* _DO THIS_: The entries below are to be repeated exactly as they stand.

* _DATASET EXTRACT_:
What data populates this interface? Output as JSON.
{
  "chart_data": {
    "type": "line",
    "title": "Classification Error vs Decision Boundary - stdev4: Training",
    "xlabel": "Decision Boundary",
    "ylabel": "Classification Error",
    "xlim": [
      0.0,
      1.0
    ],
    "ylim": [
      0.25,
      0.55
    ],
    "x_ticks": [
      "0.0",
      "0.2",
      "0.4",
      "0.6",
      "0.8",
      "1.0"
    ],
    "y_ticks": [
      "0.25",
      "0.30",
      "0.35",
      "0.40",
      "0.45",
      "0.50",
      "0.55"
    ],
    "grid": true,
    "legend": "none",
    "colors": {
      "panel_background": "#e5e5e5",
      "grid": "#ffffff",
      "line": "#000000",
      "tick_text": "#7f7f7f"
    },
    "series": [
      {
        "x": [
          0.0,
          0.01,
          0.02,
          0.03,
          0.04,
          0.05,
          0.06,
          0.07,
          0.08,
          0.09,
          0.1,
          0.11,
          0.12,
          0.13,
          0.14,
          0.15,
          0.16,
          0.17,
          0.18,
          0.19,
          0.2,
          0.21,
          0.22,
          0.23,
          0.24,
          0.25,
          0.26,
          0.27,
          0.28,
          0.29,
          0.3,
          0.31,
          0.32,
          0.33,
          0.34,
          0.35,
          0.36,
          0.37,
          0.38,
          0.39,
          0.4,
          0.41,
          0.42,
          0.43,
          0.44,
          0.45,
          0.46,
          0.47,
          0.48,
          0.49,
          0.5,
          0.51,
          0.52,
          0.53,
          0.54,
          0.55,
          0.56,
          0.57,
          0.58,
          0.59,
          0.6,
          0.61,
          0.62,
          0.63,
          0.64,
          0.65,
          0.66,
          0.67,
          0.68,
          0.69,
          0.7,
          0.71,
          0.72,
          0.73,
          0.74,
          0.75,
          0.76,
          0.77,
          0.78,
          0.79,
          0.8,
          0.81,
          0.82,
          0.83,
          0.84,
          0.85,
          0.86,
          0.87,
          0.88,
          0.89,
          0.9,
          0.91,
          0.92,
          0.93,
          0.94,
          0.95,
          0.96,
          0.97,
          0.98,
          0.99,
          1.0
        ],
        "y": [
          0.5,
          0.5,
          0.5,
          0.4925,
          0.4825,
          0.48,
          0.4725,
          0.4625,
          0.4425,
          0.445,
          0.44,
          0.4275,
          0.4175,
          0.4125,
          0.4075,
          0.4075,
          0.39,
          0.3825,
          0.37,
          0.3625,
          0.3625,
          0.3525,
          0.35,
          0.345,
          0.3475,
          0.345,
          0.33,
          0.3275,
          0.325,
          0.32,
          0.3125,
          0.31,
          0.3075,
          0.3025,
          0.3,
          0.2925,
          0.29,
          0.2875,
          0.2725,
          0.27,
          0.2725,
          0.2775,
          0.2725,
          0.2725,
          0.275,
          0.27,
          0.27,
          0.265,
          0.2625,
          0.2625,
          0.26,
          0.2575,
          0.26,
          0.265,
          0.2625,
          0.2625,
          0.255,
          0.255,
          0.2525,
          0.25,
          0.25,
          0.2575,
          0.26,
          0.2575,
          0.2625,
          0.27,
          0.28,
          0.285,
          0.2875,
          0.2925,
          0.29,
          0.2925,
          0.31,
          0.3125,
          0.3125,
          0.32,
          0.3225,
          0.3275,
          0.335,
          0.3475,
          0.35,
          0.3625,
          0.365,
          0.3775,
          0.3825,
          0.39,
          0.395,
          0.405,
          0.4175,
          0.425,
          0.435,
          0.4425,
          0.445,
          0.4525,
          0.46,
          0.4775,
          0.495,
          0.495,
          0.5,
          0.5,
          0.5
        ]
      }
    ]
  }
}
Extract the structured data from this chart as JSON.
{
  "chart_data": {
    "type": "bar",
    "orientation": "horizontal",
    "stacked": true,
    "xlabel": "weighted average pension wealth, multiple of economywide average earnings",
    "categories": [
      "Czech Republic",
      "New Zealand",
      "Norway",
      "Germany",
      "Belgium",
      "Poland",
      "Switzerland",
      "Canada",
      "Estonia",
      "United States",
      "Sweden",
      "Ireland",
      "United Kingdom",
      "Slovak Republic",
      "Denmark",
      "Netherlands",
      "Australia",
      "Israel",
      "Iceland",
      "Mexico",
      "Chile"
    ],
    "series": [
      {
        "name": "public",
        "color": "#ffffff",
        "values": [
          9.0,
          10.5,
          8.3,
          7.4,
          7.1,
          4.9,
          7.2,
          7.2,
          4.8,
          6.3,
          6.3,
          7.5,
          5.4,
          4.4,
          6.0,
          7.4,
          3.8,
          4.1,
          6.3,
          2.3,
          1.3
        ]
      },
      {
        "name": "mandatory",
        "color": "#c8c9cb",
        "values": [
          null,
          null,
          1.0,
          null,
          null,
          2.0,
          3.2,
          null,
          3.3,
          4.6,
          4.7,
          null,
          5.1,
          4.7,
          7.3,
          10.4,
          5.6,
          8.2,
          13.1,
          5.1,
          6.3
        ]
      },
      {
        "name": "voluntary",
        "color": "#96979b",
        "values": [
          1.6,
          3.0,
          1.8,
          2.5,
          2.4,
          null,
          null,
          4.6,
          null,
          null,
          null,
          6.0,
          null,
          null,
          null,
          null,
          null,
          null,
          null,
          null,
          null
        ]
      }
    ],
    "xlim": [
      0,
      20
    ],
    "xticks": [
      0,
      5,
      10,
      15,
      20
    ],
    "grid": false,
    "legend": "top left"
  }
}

* _RESPONSE TO THIS TASK_:
What data populates this interface? Output as JSON.
{
  "chart_data": {
    "type": "line",
    "title": "Classification Error vs Decision Boundary - stdev4: Training",
    "xlabel": "Decision Boundary",
    "ylabel": "Classification Error",
    "xlim": [
      0.0,
      1.0
    ],
    "ylim": [
      0.25,
      0.55
    ],
    "x_ticks": [
      "0.0",
      "0.2",
      "0.4",
      "0.6",
      "0.8",
      "1.0"
    ],
    "y_ticks": [
      "0.25",
      "0.30",
      "0.35",
      "0.40",
      "0.45",
      "0.50",
      "0.55"
    ],
    "grid": true,
    "legend": "none",
    "colors": {
      "panel_background": "#e5e5e5",
      "grid": "#ffffff",
      "line": "#000000",
      "tick_text": "#7f7f7f"
    },
    "series": [
      {
        "x": [
          0.0,
          0.01,
          0.02,
          0.03,
          0.04,
          0.05,
          0.06,
          0.07,
          0.08,
          0.09,
          0.1,
          0.11,
          0.12,
          0.13,
          0.14,
          0.15,
          0.16,
          0.17,
          0.18,
          0.19,
          0.2,
          0.21,
          0.22,
          0.23,
          0.24,
          0.25,
          0.26,
          0.27,
          0.28,
          0.29,
          0.3,
          0.31,
          0.32,
          0.33,
          0.34,
          0.35,
          0.36,
          0.37,
          0.38,
          0.39,
          0.4,
          0.41,
          0.42,
          0.43,
          0.44,
          0.45,
          0.46,
          0.47,
          0.48,
          0.49,
          0.5,
          0.51,
          0.52,
          0.53,
          0.54,
          0.55,
          0.56,
          0.57,
          0.58,
          0.59,
          0.6,
          0.61,
          0.62,
          0.63,
          0.64,
          0.65,
          0.66,
          0.67,
          0.68,
          0.69,
          0.7,
          0.71,
          0.72,
          0.73,
          0.74,
          0.75,
          0.76,
          0.77,
          0.78,
          0.79,
          0.8,
          0.81,
          0.82,
          0.83,
          0.84,
          0.85,
          0.86,
          0.87,
          0.88,
          0.89,
          0.9,
          0.91,
          0.92,
          0.93,
          0.94,
          0.95,
          0.96,
          0.97,
          0.98,
          0.99,
          1.0
        ],
        "y": [
          0.5,
          0.5,
          0.5,
          0.4925,
          0.4825,
          0.48,
          0.4725,
          0.4625,
          0.4425,
          0.445,
          0.44,
          0.4275,
          0.4175,
          0.4125,
          0.4075,
          0.4075,
          0.39,
          0.3825,
          0.37,
          0.3625,
          0.3625,
          0.3525,
          0.35,
          0.345,
          0.3475,
          0.345,
          0.33,
          0.3275,
          0.325,
          0.32,
          0.3125,
          0.31,
          0.3075,
          0.3025,
          0.3,
          0.2925,
          0.29,
          0.2875,
          0.2725,
          0.27,
          0.2725,
          0.2775,
          0.2725,
          0.2725,
          0.275,
          0.27,
          0.27,
          0.265,
          0.2625,
          0.2625,
          0.26,
          0.2575,
          0.26,
          0.265,
          0.2625,
          0.2625,
          0.255,
          0.255,
          0.2525,
          0.25,
          0.25,
          0.2575,
          0.26,
          0.2575,
          0.2625,
          0.27,
          0.28,
          0.285,
          0.2875,
          0.2925,
          0.29,
          0.2925,
          0.31,
          0.3125,
          0.3125,
          0.32,
          0.3225,
          0.3275,
          0.335,
          0.3475,
          0.35,
          0.3625,
          0.365,
          0.3775,
          0.3825,
          0.39,
          0.395,
          0.405,
          0.4175,
          0.425,
          0.435,
          0.4425,
          0.445,
          0.4525,
          0.46,
          0.4775,
          0.495,
          0.495,
          0.5,
          0.5,
          0.5
        ]
      }
    ]
  }
}
Extract the structured data from this chart as JSON.
{
  "chart_data": {
    "type": "bar",
    "orientation": "horizontal",
    "stacked": true,
    "xlabel": "weighted average pension wealth, multiple of economywide average earnings",
    "categories": [
      "Czech Republic",
      "New Zealand",
      "Norway",
      "Germany",
      "Belgium",
      "Poland",
      "Switzerland",
      "Canada",
      "Estonia",
      "United States",
      "Sweden",
      "Ireland",
      "United Kingdom",
      "Slovak Republic",
      "Denmark",
      "Netherlands",
      "Australia",
      "Israel",
      "Iceland",
      "Mexico",
      "Chile"
    ],
    "series": [
      {
        "name": "public",
        "color": "#ffffff",
        "values": [
          9.0,
          10.5,
          8.3,
          7.4,
          7.1,
          4.9,
          7.2,
          7.2,
          4.8,
          6.3,
          6.3,
          7.5,
          5.4,
          4.4,
          6.0,
          7.4,
          3.8,
          4.1,
          6.3,
          2.3,
          1.3
        ]
      },
      {
        "name": "mandatory",
        "color": "#c8c9cb",
        "values": [
          null,
          null,
          1.0,
          null,
          null,
          2.0,
          3.2,
          null,
          3.3,
          4.6,
          4.7,
          null,
          5.1,
          4.7,
          7.3,
          10.4,
          5.6,
          8.2,
          13.1,
          5.1,
          6.3
        ]
      },
      {
        "name": "voluntary",
        "color": "#96979b",
        "values": [
          1.6,
          3.0,
          1.8,
          2.5,
          2.4,
          null,
          null,
          4.6,
          null,
          null,
          null,
          6.0,
          null,
          null,
          null,
          null,
          null,
          null,
          null,
          null,
          null
        ]
      }
    ],
    "xlim": [
      0,
      20
    ],
    "xticks": [
      0,
      5,
      10,
      15,
      20
    ],
    "grid": false,
    "legend": "top left"
  }
}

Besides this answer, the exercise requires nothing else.